## WRITTEN PROBLEM
Word for word, restate every line of the material.

(Records contained in a dataset)
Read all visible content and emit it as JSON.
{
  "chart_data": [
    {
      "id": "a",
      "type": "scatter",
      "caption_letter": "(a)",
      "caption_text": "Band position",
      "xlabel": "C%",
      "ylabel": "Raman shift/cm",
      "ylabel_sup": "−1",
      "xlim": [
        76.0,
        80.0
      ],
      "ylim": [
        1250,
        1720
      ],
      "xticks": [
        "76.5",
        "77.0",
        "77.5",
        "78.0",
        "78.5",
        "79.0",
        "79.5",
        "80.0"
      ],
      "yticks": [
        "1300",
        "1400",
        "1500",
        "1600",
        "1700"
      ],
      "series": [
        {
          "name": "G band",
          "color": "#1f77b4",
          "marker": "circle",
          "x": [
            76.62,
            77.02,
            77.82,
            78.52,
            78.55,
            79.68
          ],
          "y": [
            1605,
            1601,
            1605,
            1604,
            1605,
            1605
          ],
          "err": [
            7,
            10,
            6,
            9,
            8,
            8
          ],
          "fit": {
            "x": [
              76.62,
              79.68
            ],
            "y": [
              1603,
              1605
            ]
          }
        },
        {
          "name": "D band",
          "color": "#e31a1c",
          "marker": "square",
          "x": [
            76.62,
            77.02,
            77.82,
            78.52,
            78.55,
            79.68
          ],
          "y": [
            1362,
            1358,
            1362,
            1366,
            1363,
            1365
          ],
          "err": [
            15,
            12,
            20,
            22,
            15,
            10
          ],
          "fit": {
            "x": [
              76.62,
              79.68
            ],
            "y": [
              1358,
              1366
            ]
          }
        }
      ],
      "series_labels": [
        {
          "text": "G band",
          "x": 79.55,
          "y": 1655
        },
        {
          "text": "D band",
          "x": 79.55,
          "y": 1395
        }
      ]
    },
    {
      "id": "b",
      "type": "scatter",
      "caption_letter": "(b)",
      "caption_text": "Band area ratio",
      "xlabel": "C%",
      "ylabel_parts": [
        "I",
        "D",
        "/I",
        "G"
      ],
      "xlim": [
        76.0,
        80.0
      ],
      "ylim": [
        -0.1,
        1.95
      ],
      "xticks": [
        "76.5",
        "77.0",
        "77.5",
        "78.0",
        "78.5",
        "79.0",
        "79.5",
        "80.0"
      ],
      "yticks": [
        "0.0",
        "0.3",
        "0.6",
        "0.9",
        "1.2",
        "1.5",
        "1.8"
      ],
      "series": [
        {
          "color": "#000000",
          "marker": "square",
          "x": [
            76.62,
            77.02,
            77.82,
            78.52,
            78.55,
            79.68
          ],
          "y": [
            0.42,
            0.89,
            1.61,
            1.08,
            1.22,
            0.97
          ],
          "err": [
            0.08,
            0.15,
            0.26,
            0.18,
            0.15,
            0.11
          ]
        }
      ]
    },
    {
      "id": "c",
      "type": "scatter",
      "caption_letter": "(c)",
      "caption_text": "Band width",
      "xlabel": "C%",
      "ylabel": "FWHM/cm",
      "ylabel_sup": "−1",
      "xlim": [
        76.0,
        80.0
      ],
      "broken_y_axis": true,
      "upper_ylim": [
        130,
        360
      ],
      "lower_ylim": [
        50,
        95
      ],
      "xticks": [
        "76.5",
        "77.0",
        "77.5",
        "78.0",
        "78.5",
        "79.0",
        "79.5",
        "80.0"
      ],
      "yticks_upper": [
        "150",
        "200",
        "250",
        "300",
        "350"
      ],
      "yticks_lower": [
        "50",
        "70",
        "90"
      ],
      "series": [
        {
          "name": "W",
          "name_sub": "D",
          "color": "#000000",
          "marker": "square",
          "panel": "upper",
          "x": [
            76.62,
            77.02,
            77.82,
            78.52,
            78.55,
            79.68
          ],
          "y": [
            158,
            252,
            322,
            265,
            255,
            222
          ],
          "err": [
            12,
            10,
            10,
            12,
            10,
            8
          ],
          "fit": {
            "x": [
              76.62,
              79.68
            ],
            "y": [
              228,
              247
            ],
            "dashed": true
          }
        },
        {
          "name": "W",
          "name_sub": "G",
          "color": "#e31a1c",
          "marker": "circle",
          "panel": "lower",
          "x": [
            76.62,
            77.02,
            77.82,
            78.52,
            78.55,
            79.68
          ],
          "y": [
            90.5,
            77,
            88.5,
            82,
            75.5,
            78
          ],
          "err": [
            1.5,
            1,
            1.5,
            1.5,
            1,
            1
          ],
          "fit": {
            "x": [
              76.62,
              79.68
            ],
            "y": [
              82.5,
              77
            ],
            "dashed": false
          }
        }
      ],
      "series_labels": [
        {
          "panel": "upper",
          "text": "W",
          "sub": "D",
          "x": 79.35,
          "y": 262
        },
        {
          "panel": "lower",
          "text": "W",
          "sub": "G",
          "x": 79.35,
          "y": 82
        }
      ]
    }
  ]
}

## TASK ANSWER
Read all visible content and emit it as JSON.
{
  "chart_data": [
    {
      "id": "a",
      "type": "scatter",
      "caption_letter": "(a)",
      "caption_text": "Band position",
      "xlabel": "C%",
      "ylabel": "Raman shift/cm",
      "ylabel_sup": "−1",
      "xlim": [
        76.0,
        80.0
      ],
      "ylim": [
        1250,
        1720
      ],
      "xticks": [
        "76.5",
        "77.0",
        "77.5",
        "78.0",
        "78.5",
        "79.0",
        "79.5",
        "80.0"
      ],
      "yticks": [
        "1300",
        "1400",
        "1500",
        "1600",
        "1700"
      ],
      "series": [
        {
          "name": "G band",
          "color": "#1f77b4",
          "marker": "circle",
          "x": [
            76.62,
            77.02,
            77.82,
            78.52,
            78.55,
            79.68
          ],
          "y": [
            1605,
            1601,
            1605,
            1604,
            1605,
            1605
          ],
          "err": [
            7,
            10,
            6,
            9,
            8,
            8
          ],
          "fit": {
            "x": [
              76.62,
              79.68
            ],
            "y": [
              1603,
              1605
            ]
          }
        },
        {
          "name": "D band",
          "color": "#e31a1c",
          "marker": "square",
          "x": [
            76.62,
            77.02,
            77.82,
            78.52,
            78.55,
            79.68
          ],
          "y": [
            1362,
            1358,
            1362,
            1366,
            1363,
            1365
          ],
          "err": [
            15,
            12,
            20,
            22,
            15,
            10
          ],
          "fit": {
            "x": [
              76.62,
              79.68
            ],
            "y": [
              1358,
              1366
            ]
          }
        }
      ],
      "series_labels": [
        {
          "text": "G band",
          "x": 79.55,
          "y": 1655
        },
        {
          "text": "D band",
          "x": 79.55,
          "y": 1395
        }
      ]
    },
    {
      "id": "b",
      "type": "scatter",
      "caption_letter": "(b)",
      "caption_text": "Band area ratio",
      "xlabel": "C%",
      "ylabel_parts": [
        "I",
        "D",
        "/I",
        "G"
      ],
      "xlim": [
        76.0,
        80.0
      ],
      "ylim": [
        -0.1,
        1.95
      ],
      "xticks": [
        "76.5",
        "77.0",
        "77.5",
        "78.0",
        "78.5",
        "79.0",
        "79.5",
        "80.0"
      ],
      "yticks": [
        "0.0",
        "0.3",
        "0.6",
        "0.9",
        "1.2",
        "1.5",
        "1.8"
      ],
      "series": [
        {
          "color": "#000000",
          "marker": "square",
          "x": [
            76.62,
            77.02,
            77.82,
            78.52,
            78.55,
            79.68
          ],
          "y": [
            0.42,
            0.89,
            1.61,
            1.08,
            1.22,
            0.97
          ],
          "err": [
            0.08,
            0.15,
            0.26,
            0.18,
            0.15,
            0.11
          ]
        }
      ]
    },
    {
      "id": "c",
      "type": "scatter",
      "caption_letter": "(c)",
      "caption_text": "Band width",
      "xlabel": "C%",
      "ylabel": "FWHM/cm",
      "ylabel_sup": "−1",
      "xlim": [
        76.0,
        80.0
      ],
      "broken_y_axis": true,
      "upper_ylim": [
        130,
        360
      ],
      "lower_ylim": [
        50,
        95
      ],
      "xticks": [
        "76.5",
        "77.0",
        "77.5",
        "78.0",
        "78.5",
        "79.0",
        "79.5",
        "80.0"
      ],
      "yticks_upper": [
        "150",
        "200",
        "250",
        "300",
        "350"
      ],
      "yticks_lower": [
        "50",
        "70",
        "90"
      ],
      "series": [
        {
          "name": "W",
          "name_sub": "D",
          "color": "#000000",
          "marker": "square",
          "panel": "upper",
          "x": [
            76.62,
            77.02,
            77.82,
            78.52,
            78.55,
            79.68
          ],
          "y": [
            158,
            252,
            322,
            265,
            255,
            222
          ],
          "err": [
            12,
            10,
            10,
            12,
            10,
            8
          ],
          "fit": {
            "x": [
              76.62,
              79.68
            ],
            "y": [
              228,
              247
            ],
            "dashed": true
          }
        },
        {
          "name": "W",
          "name_sub": "G",
          "color": "#e31a1c",
          "marker": "circle",
          "panel": "lower",
          "x": [
            76.62,
            77.02,
            77.82,
            78.52,
            78.55,
            79.68
          ],
          "y": [
            90.5,
            77,
            88.5,
            82,
            75.5,
            78
          ],
          "err": [
            1.5,
            1,
            1.5,
            1.5,
            1,
            1
          ],
          "fit": {
            "x": [
              76.62,
              79.68
            ],
            "y": [
              82.5,
              77
            ],
            "dashed": false
          }
        }
      ],
      "series_labels": [
        {
          "panel": "upper",
          "text": "W",
          "sub": "D",
          "x": 79.35,
          "y": 262
        },
        {
          "panel": "lower",
          "text": "W",
          "sub": "G",
          "x": 79.35,
          "y": 82
        }
      ]
    }
  ]
}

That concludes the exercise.